GIVEN REQUEST
Write out again, unchanged, the stretch of lines from the one containing "y-axis-ticks: 10000 1000" through the one containing "y-tick-label: 0.1 (80, 323, 104, 342)", with both of those lines included.
Start of RECORDS FOR THE EXERCISE
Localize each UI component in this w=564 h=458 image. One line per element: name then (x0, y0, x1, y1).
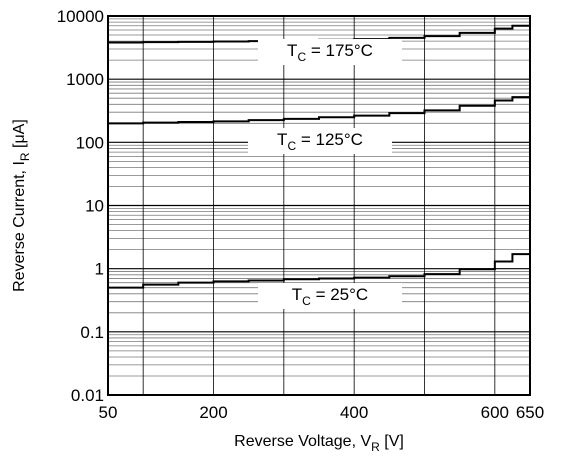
y-axis-ticks: 10000 1000 100 10 1 0.1 0.01 (57, 7, 104, 405)
x-tick-label: 600 (481, 403, 509, 422)
x-tick-label: 400 (340, 403, 368, 422)
y-tick-label: 1 (95, 260, 104, 279)
series-label-main: T (292, 285, 302, 304)
series-label-bg-1 (248, 128, 392, 154)
y-tick-label: 100 (76, 133, 104, 152)
series-label-sub: C (302, 294, 311, 308)
series-label-main: T (277, 130, 287, 149)
series-labels: TC = 175°CTC = 125°CTC = 25°C (248, 39, 402, 309)
y-tick-label: 1000 (66, 70, 104, 89)
y-tick-label: 0.1 (80, 323, 104, 342)
series-label-main: T (287, 41, 297, 60)
series-label-0: TC = 175°C (287, 41, 373, 64)
x-axis-label: Reverse Voltage, VR [V] (234, 433, 404, 454)
x-axis-label-unit: [V] (380, 433, 404, 450)
y-tick-label: 10 (85, 197, 104, 216)
x-tick-label: 50 (99, 403, 118, 422)
x-tick-label: 650 (516, 403, 544, 422)
plot-frame (107, 15, 531, 396)
y-axis-label: Reverse Current, IR [μA] (11, 119, 32, 292)
series-label-rest: = 125°C (296, 130, 363, 149)
x-tick-label: 200 (199, 403, 227, 422)
series-label-sub: C (297, 50, 306, 64)
y-axis-label-main: Reverse Current, I (11, 161, 28, 292)
x-axis-label-main: Reverse Voltage, V (234, 433, 371, 450)
series-label-2: TC = 25°C (292, 285, 368, 308)
series-label-1: TC = 125°C (277, 130, 363, 153)
y-axis-label-unit: [μA] (11, 119, 28, 152)
y-tick-label: 10000 (57, 7, 104, 26)
series-line-2 (108, 244, 531, 289)
x-axis-ticks: 50 200 400 600 650 (99, 403, 545, 422)
y-tick-label: 0.01 (71, 386, 104, 405)
series-label-bg-2 (258, 283, 402, 309)
x-axis-label-sub: R (371, 440, 380, 454)
series-label-rest: = 25°C (311, 285, 368, 304)
series-label-rest: = 175°C (306, 41, 373, 60)
series-line-1 (108, 93, 531, 125)
series-label-bg-0 (258, 39, 402, 65)
series-label-sub: C (287, 139, 296, 153)
y-axis-label-sub: R (18, 152, 32, 161)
End of RECORDS FOR THE EXERCISE
OUTPUT OF THE EXERCISE
y-axis-ticks: 10000 1000 100 10 1 0.1 0.01 (57, 7, 104, 405)
x-tick-label: 600 (481, 403, 509, 422)
x-tick-label: 400 (340, 403, 368, 422)
y-tick-label: 1 (95, 260, 104, 279)
series-label-main: T (292, 285, 302, 304)
series-label-bg-1 (248, 128, 392, 154)
y-tick-label: 100 (76, 133, 104, 152)
series-label-sub: C (302, 294, 311, 308)
series-label-main: T (277, 130, 287, 149)
series-labels: TC = 175°CTC = 125°CTC = 25°C (248, 39, 402, 309)
y-tick-label: 1000 (66, 70, 104, 89)
y-tick-label: 0.1 (80, 323, 104, 342)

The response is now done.